Directive: Copy out all the lines in the records that include the word "Sirius".
[start of Material for this exercise]
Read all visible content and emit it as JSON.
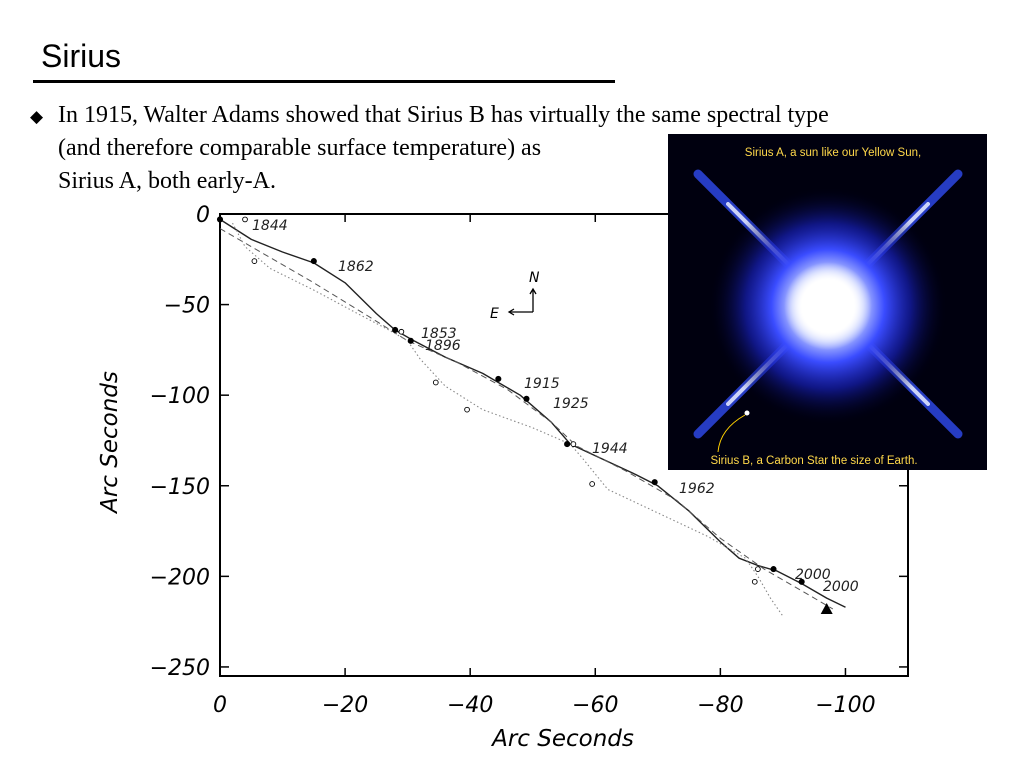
{
  "slide": {
    "title": "Sirius",
    "bullet_lines": [
      "In 1915, Walter Adams showed that Sirius B has virtually the same spectral type",
      "(and therefore comparable surface temperature) as",
      "Sirius A, both early-A."
    ]
  },
  "inset": {
    "caption_top": "Sirius A, a sun like our Yellow Sun,",
    "caption_bottom": "Sirius B, a Carbon Star the size of Earth."
  },
  "compass": {
    "north": "N",
    "east": "E"
  },
  "chart_data": {
    "type": "line",
    "xlabel": "Arc Seconds",
    "ylabel": "Arc Seconds",
    "xlim": [
      0,
      -110
    ],
    "ylim": [
      -255,
      0
    ],
    "x_ticks": [
      0,
      -20,
      -40,
      -60,
      -80,
      -100
    ],
    "x_tick_labels": [
      "0",
      "−20",
      "−40",
      "−60",
      "−80",
      "−100"
    ],
    "y_ticks": [
      0,
      -50,
      -100,
      -150,
      -200,
      -250
    ],
    "y_tick_labels": [
      "0",
      "−50",
      "−100",
      "−150",
      "−200",
      "−250"
    ],
    "year_labels": [
      "1844",
      "1862",
      "1853",
      "1896",
      "1915",
      "1925",
      "1944",
      "1962",
      "2000",
      "2000"
    ],
    "series": [
      {
        "style": "solid",
        "x": [
          0,
          -5,
          -10,
          -15,
          -20,
          -25,
          -28,
          -31,
          -36,
          -42,
          -48,
          -53,
          -56,
          -61,
          -66,
          -70,
          -75,
          -80,
          -83,
          -86,
          -89,
          -93,
          -97,
          -100
        ],
        "y": [
          -3,
          -14,
          -21,
          -27,
          -38,
          -55,
          -64,
          -70,
          -79,
          -88,
          -100,
          -115,
          -127,
          -135,
          -143,
          -150,
          -164,
          -181,
          -190,
          -194,
          -197,
          -204,
          -212,
          -217
        ]
      },
      {
        "style": "dashed",
        "x": [
          0,
          -7,
          -15,
          -24,
          -30,
          -38,
          -46,
          -53,
          -57,
          -65,
          -73,
          -80,
          -87,
          -93,
          -98
        ],
        "y": [
          -8,
          -22,
          -38,
          -57,
          -70,
          -82,
          -97,
          -115,
          -128,
          -142,
          -158,
          -179,
          -196,
          -208,
          -218
        ]
      },
      {
        "style": "dotted",
        "x": [
          -2,
          -4,
          -8,
          -15,
          -22,
          -27,
          -30,
          -32,
          -36,
          -42,
          -50,
          -56,
          -58,
          -62,
          -70,
          -78,
          -84,
          -86,
          -88,
          -90
        ],
        "y": [
          -5,
          -18,
          -30,
          -42,
          -55,
          -64,
          -70,
          -80,
          -95,
          -108,
          -118,
          -127,
          -135,
          -152,
          -165,
          -178,
          -190,
          -200,
          -212,
          -222
        ]
      }
    ],
    "points": [
      {
        "x": 0,
        "y": -3,
        "filled": true
      },
      {
        "x": -4,
        "y": -3,
        "filled": false
      },
      {
        "x": -15,
        "y": -26,
        "filled": true
      },
      {
        "x": -5.5,
        "y": -26,
        "filled": false
      },
      {
        "x": -28,
        "y": -64,
        "filled": true
      },
      {
        "x": -29,
        "y": -65,
        "filled": false
      },
      {
        "x": -30.5,
        "y": -70,
        "filled": true
      },
      {
        "x": -44.5,
        "y": -91,
        "filled": true
      },
      {
        "x": -34.5,
        "y": -93,
        "filled": false
      },
      {
        "x": -49,
        "y": -102,
        "filled": true
      },
      {
        "x": -39.5,
        "y": -108,
        "filled": false
      },
      {
        "x": -55.5,
        "y": -127,
        "filled": true
      },
      {
        "x": -56.5,
        "y": -127,
        "filled": false
      },
      {
        "x": -69.5,
        "y": -148,
        "filled": true
      },
      {
        "x": -59.5,
        "y": -149,
        "filled": false
      },
      {
        "x": -88.5,
        "y": -196,
        "filled": true
      },
      {
        "x": -86,
        "y": -196,
        "filled": false
      },
      {
        "x": -93,
        "y": -203,
        "filled": true
      },
      {
        "x": -85.5,
        "y": -203,
        "filled": false
      }
    ],
    "end_marker": {
      "x": -97,
      "y": -218
    }
  }
}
[end of Material for this exercise]
Right answer:
    "title": "Sirius",
      "In 1915, Walter Adams showed that Sirius B has virtually the same spectral type",
      "Sirius A, both early-A."
    "caption_top": "Sirius A, a sun like our Yellow Sun,",
    "caption_bottom": "Sirius B, a Carbon Star the size of Earth."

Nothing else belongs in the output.